EXERCISE TASK:
Filter for the word "福建林业职业技术学院" and keep each matching line.

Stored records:
** Begin **
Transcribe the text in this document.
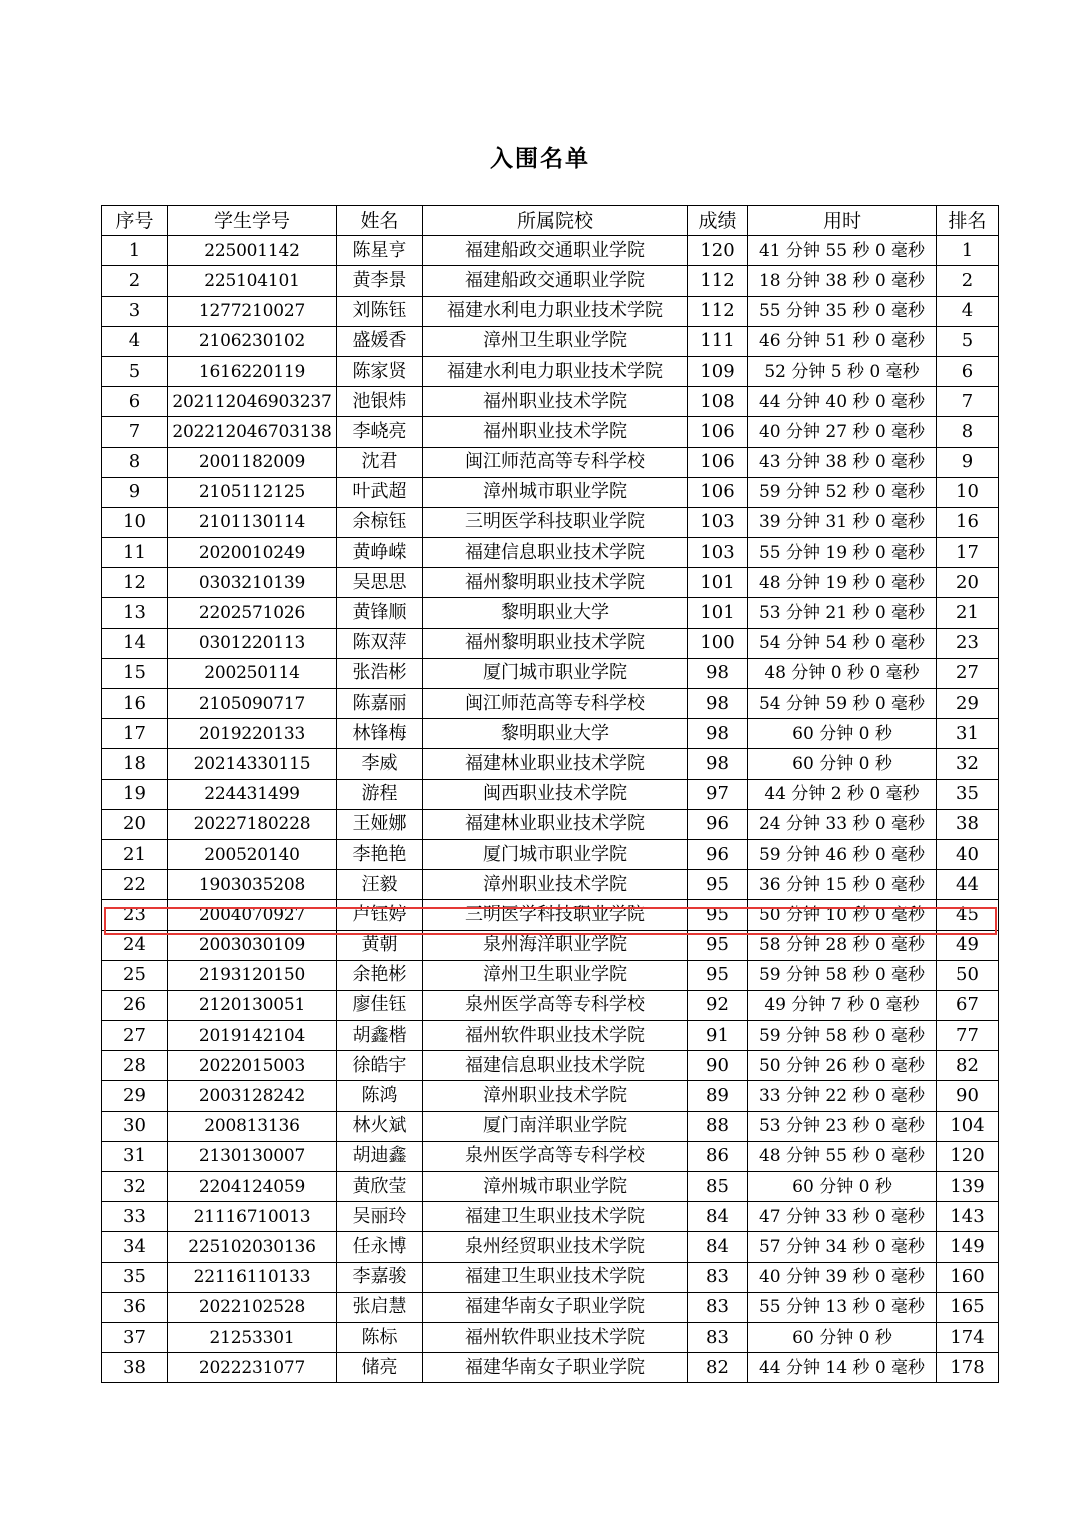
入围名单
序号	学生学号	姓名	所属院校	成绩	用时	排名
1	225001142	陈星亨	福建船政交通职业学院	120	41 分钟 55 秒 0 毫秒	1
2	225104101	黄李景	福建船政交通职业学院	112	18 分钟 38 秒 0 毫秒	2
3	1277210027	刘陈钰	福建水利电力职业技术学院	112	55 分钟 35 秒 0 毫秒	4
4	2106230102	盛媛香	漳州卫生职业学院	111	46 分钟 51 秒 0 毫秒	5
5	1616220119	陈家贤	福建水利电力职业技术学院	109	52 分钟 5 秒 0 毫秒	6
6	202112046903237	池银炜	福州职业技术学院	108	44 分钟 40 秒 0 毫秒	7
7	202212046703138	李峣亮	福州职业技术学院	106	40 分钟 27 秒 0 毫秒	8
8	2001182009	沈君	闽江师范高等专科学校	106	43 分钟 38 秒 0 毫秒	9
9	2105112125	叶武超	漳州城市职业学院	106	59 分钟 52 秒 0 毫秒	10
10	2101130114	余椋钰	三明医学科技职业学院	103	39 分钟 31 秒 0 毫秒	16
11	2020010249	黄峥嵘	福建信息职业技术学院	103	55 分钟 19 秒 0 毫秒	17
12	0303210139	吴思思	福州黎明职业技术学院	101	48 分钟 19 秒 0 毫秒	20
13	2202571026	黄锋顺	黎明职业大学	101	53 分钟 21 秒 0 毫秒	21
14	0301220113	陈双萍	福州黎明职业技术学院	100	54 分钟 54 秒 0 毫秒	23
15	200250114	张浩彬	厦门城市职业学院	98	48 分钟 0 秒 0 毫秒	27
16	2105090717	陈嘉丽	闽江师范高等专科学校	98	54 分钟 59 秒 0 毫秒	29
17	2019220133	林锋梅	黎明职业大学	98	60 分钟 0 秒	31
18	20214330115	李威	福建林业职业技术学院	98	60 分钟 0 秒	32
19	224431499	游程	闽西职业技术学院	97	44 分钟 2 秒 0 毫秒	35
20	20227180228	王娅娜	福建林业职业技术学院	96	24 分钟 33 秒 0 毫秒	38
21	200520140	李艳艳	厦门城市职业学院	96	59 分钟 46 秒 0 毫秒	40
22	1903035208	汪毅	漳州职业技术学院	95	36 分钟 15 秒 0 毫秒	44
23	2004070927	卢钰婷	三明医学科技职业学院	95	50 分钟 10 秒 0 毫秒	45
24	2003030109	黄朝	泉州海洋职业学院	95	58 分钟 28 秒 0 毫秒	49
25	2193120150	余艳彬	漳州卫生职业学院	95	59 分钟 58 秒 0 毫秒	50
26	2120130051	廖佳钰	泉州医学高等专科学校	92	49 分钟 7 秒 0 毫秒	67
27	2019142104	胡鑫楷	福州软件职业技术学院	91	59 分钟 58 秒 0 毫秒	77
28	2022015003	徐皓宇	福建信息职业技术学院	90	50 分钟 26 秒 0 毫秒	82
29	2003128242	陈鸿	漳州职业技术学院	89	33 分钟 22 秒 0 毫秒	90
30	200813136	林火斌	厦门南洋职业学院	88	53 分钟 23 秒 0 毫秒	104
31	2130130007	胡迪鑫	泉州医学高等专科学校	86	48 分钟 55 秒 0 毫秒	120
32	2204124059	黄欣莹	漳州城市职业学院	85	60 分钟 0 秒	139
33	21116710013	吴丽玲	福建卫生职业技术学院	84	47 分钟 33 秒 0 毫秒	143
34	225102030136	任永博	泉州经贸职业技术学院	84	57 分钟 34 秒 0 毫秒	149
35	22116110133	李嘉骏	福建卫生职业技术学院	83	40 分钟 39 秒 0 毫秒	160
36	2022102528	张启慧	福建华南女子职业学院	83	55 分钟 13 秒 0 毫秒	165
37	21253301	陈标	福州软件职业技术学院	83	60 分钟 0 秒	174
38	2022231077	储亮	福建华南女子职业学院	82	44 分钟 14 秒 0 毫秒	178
** End **
** Begin **
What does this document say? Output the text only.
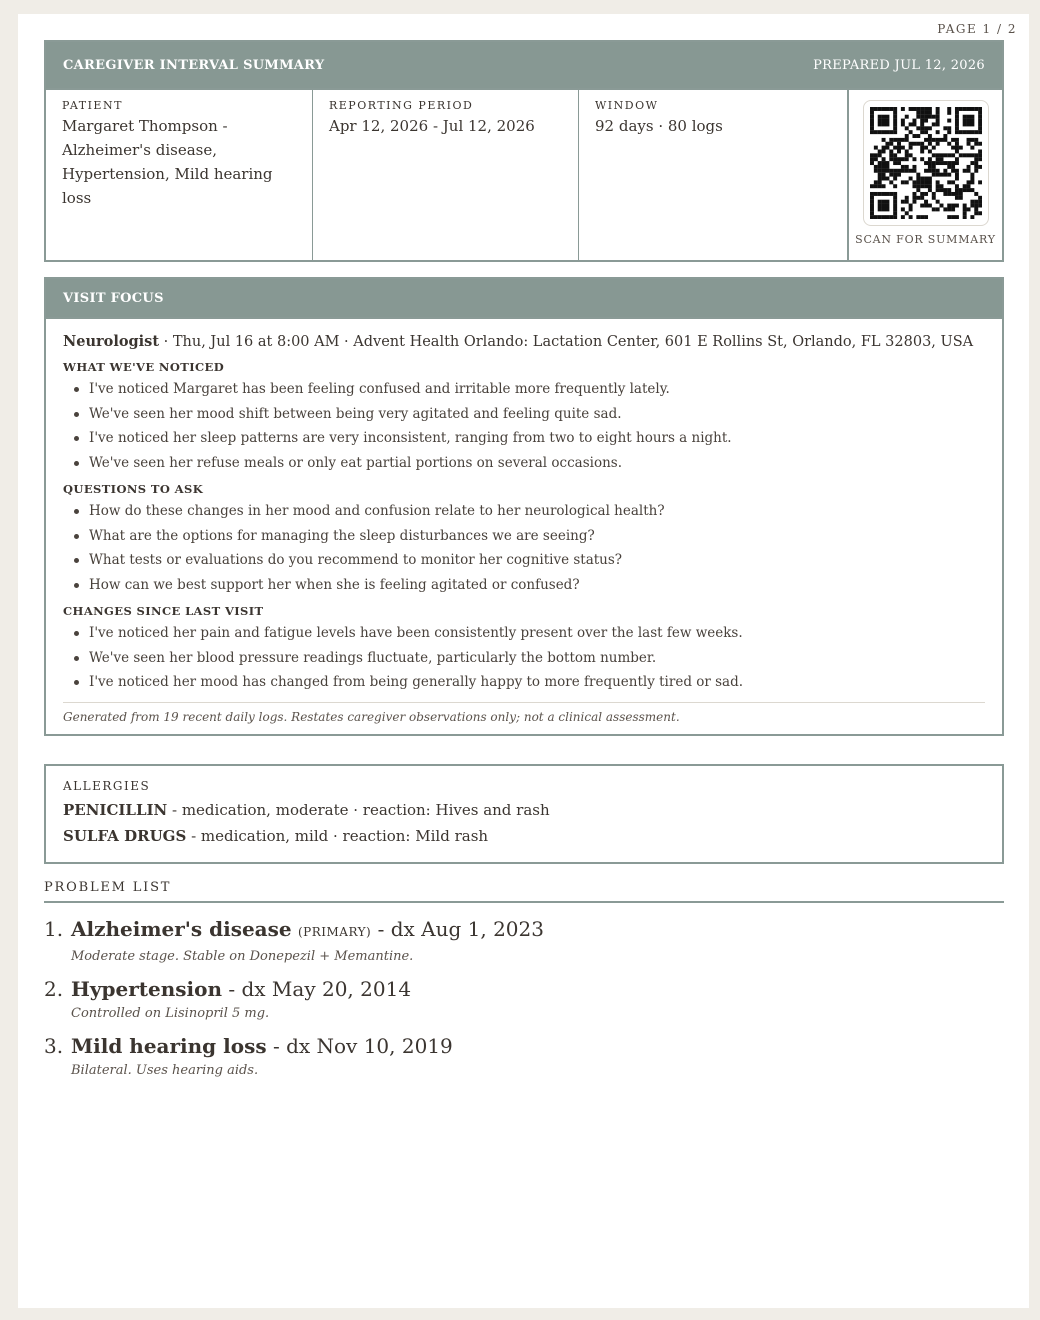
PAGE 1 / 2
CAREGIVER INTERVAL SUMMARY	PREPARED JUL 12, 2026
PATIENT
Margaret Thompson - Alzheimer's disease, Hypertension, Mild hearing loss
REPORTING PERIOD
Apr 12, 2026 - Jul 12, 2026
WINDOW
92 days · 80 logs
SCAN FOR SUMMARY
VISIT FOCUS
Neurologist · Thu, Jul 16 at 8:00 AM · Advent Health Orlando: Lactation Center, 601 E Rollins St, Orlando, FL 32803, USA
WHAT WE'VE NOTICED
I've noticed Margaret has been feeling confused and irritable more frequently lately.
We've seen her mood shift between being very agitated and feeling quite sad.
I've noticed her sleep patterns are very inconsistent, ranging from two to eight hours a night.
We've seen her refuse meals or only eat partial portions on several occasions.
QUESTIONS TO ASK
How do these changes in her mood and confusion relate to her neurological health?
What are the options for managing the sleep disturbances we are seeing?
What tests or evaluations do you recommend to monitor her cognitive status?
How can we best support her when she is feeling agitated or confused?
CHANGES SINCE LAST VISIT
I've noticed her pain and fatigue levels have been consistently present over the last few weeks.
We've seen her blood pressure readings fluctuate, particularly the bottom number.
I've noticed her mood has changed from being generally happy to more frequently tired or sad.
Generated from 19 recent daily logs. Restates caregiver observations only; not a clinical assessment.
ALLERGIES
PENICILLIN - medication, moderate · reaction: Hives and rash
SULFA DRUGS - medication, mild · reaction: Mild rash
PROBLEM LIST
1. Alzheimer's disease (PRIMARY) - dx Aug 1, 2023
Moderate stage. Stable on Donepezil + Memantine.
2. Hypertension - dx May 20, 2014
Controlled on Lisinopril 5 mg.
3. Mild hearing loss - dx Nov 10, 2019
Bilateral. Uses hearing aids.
** End **
OUTPUT FOR THIS TASK:
18	20214330115	李威	福建林业职业技术学院	98	60 分钟 0 秒	32
20	20227180228	王娅娜	福建林业职业技术学院	96	24 分钟 33 秒 0 毫秒	38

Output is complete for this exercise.